"""
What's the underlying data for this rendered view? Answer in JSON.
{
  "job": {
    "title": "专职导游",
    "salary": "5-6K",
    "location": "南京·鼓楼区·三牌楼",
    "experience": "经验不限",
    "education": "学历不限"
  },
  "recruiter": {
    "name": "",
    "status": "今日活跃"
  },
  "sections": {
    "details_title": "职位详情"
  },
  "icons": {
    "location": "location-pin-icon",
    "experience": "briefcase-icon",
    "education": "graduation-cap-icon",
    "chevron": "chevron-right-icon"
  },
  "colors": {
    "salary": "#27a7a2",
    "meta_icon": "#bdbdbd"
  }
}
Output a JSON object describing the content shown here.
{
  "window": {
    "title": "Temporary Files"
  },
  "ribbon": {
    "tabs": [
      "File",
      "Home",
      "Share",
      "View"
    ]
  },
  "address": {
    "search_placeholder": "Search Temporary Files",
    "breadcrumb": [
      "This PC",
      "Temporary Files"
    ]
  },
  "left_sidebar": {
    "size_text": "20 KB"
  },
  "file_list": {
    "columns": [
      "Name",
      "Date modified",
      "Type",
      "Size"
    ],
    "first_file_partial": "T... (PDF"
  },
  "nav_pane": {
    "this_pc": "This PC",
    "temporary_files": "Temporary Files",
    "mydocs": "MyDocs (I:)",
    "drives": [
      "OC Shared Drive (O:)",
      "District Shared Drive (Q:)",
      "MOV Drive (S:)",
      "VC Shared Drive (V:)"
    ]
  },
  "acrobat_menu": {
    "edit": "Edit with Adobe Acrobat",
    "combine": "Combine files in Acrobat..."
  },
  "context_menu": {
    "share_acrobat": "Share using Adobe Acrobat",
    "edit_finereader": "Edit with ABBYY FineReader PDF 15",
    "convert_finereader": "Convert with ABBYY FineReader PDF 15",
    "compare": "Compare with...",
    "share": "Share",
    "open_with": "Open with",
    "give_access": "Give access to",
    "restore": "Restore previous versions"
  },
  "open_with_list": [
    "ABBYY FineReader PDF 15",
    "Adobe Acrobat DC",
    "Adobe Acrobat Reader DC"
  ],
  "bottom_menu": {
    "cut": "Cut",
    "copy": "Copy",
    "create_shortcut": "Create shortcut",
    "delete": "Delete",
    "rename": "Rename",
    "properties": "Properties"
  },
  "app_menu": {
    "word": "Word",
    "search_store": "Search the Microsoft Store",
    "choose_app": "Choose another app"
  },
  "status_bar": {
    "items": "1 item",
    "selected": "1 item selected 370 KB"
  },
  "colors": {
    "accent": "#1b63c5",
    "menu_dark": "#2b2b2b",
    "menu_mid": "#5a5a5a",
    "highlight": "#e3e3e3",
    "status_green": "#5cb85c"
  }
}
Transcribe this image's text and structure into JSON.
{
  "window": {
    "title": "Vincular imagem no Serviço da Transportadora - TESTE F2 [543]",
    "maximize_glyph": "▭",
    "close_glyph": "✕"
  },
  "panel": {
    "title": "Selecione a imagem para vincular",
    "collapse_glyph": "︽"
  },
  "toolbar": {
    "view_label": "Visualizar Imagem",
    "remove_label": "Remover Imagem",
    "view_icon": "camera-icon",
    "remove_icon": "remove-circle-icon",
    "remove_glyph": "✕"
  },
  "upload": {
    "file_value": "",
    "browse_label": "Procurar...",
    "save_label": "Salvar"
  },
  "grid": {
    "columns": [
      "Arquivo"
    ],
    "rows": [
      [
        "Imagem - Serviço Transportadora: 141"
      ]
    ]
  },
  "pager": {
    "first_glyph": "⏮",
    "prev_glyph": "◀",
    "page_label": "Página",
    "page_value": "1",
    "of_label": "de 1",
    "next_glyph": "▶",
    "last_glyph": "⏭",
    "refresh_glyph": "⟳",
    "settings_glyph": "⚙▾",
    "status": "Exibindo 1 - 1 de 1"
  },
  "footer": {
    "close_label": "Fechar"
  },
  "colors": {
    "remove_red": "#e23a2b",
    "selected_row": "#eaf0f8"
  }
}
"""
### TO DO
Write out the whole listing exactly.

### THE REPLY
What's the underlying data for this rendered view? Answer in JSON.
{
  "job": {
    "title": "专职导游",
    "salary": "5-6K",
    "location": "南京·鼓楼区·三牌楼",
    "experience": "经验不限",
    "education": "学历不限"
  },
  "recruiter": {
    "name": "",
    "status": "今日活跃"
  },
  "sections": {
    "details_title": "职位详情"
  },
  "icons": {
    "location": "location-pin-icon",
    "experience": "briefcase-icon",
    "education": "graduation-cap-icon",
    "chevron": "chevron-right-icon"
  },
  "colors": {
    "salary": "#27a7a2",
    "meta_icon": "#bdbdbd"
  }
}
Output a JSON object describing the content shown here.
{
  "window": {
    "title": "Temporary Files"
  },
  "ribbon": {
    "tabs": [
      "File",
      "Home",
      "Share",
      "View"
    ]
  },
  "address": {
    "search_placeholder": "Search Temporary Files",
    "breadcrumb": [
      "This PC",
      "Temporary Files"
    ]
  },
  "left_sidebar": {
    "size_text": "20 KB"
  },
  "file_list": {
    "columns": [
      "Name",
      "Date modified",
      "Type",
      "Size"
    ],
    "first_file_partial": "T... (PDF"
  },
  "nav_pane": {
    "this_pc": "This PC",
    "temporary_files": "Temporary Files",
    "mydocs": "MyDocs (I:)",
    "drives": [
      "OC Shared Drive (O:)",
      "District Shared Drive (Q:)",
      "MOV Drive (S:)",
      "VC Shared Drive (V:)"
    ]
  },
  "acrobat_menu": {
    "edit": "Edit with Adobe Acrobat",
    "combine": "Combine files in Acrobat..."
  },
  "context_menu": {
    "share_acrobat": "Share using Adobe Acrobat",
    "edit_finereader": "Edit with ABBYY FineReader PDF 15",
    "convert_finereader": "Convert with ABBYY FineReader PDF 15",
    "compare": "Compare with...",
    "share": "Share",
    "open_with": "Open with",
    "give_access": "Give access to",
    "restore": "Restore previous versions"
  },
  "open_with_list": [
    "ABBYY FineReader PDF 15",
    "Adobe Acrobat DC",
    "Adobe Acrobat Reader DC"
  ],
  "bottom_menu": {
    "cut": "Cut",
    "copy": "Copy",
    "create_shortcut": "Create shortcut",
    "delete": "Delete",
    "rename": "Rename",
    "properties": "Properties"
  },
  "app_menu": {
    "word": "Word",
    "search_store": "Search the Microsoft Store",
    "choose_app": "Choose another app"
  },
  "status_bar": {
    "items": "1 item",
    "selected": "1 item selected 370 KB"
  },
  "colors": {
    "accent": "#1b63c5",
    "menu_dark": "#2b2b2b",
    "menu_mid": "#5a5a5a",
    "highlight": "#e3e3e3",
    "status_green": "#5cb85c"
  }
}
Transcribe this image's text and structure into JSON.
{
  "window": {
    "title": "Vincular imagem no Serviço da Transportadora - TESTE F2 [543]",
    "maximize_glyph": "▭",
    "close_glyph": "✕"
  },
  "panel": {
    "title": "Selecione a imagem para vincular",
    "collapse_glyph": "︽"
  },
  "toolbar": {
    "view_label": "Visualizar Imagem",
    "remove_label": "Remover Imagem",
    "view_icon": "camera-icon",
    "remove_icon": "remove-circle-icon",
    "remove_glyph": "✕"
  },
  "upload": {
    "file_value": "",
    "browse_label": "Procurar...",
    "save_label": "Salvar"
  },
  "grid": {
    "columns": [
      "Arquivo"
    ],
    "rows": [
      [
        "Imagem - Serviço Transportadora: 141"
      ]
    ]
  },
  "pager": {
    "first_glyph": "⏮",
    "prev_glyph": "◀",
    "page_label": "Página",
    "page_value": "1",
    "of_label": "de 1",
    "next_glyph": "▶",
    "last_glyph": "⏭",
    "refresh_glyph": "⟳",
    "settings_glyph": "⚙▾",
    "status": "Exibindo 1 - 1 de 1"
  },
  "footer": {
    "close_label": "Fechar"
  },
  "colors": {
    "remove_red": "#e23a2b",
    "selected_row": "#eaf0f8"
  }
}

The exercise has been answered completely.